▶ [Aim of the task]:
Only a number is wanted: how many lines of the entries include the string "classroom"?
— Start Data extract —
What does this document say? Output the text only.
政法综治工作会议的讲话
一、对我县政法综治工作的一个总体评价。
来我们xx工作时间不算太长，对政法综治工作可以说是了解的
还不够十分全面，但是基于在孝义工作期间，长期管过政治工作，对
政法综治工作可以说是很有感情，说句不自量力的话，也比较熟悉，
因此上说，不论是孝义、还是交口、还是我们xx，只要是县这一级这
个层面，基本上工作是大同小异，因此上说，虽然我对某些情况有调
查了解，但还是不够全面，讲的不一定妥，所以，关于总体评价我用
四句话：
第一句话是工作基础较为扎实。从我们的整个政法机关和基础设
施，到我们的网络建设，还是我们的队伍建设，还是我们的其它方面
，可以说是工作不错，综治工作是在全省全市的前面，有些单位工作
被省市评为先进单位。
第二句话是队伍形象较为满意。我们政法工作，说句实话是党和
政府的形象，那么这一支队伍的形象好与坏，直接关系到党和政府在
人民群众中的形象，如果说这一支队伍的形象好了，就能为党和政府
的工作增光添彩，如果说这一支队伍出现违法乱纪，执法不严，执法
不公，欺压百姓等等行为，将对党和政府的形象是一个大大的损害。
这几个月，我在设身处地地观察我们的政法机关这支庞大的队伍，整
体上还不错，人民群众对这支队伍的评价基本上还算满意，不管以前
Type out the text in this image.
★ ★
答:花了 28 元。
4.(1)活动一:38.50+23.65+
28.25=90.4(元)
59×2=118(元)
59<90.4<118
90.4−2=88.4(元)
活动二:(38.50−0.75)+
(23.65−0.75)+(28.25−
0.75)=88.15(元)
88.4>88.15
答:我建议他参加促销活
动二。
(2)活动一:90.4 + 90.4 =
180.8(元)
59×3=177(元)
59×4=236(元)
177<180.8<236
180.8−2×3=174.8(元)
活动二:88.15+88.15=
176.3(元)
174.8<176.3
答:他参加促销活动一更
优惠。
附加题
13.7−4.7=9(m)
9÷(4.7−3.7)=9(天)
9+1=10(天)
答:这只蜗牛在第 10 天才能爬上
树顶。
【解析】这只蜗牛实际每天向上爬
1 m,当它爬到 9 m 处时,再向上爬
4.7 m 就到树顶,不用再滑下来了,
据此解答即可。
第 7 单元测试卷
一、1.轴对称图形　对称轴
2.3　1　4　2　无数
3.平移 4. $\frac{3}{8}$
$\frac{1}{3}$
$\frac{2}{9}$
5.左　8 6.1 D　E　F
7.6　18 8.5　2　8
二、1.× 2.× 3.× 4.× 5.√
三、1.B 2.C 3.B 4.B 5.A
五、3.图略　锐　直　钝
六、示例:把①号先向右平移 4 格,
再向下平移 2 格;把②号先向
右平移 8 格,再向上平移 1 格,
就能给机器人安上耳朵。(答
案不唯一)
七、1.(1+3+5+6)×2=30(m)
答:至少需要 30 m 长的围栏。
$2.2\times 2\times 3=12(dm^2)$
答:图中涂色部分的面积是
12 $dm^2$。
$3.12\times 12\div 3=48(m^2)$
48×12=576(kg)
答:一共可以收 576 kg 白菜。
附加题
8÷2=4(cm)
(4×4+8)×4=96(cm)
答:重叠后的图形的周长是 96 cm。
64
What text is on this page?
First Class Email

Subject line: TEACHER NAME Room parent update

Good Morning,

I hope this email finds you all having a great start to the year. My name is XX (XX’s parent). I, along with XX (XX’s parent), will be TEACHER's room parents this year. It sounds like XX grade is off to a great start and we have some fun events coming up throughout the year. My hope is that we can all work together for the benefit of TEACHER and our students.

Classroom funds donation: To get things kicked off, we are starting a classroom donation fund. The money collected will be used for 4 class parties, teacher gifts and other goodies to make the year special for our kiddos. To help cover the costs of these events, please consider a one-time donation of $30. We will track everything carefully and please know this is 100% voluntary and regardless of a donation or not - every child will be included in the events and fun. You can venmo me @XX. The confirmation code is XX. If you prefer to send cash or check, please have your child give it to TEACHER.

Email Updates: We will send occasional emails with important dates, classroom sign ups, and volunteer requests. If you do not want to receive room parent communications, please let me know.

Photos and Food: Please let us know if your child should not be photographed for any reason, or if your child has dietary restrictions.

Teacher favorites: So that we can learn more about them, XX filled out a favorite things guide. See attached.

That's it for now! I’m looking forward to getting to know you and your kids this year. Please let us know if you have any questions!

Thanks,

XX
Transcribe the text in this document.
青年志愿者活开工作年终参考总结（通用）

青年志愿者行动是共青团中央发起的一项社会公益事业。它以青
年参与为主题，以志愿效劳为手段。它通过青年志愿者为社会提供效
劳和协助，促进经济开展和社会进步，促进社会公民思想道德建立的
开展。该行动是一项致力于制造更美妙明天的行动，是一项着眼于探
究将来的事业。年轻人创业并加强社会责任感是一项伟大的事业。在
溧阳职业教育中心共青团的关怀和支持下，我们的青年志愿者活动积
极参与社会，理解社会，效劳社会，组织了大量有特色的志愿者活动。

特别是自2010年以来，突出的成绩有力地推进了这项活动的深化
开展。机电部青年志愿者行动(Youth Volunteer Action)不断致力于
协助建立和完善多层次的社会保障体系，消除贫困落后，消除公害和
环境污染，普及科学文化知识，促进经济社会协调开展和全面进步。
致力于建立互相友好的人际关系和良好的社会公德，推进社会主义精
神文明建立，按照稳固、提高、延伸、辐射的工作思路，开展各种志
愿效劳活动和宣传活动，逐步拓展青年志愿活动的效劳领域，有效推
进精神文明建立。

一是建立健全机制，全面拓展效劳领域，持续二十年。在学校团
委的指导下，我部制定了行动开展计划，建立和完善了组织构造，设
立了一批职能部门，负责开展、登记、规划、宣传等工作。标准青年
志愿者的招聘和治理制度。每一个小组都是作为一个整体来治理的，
— End Data extract —
▶ [Full solution]:
2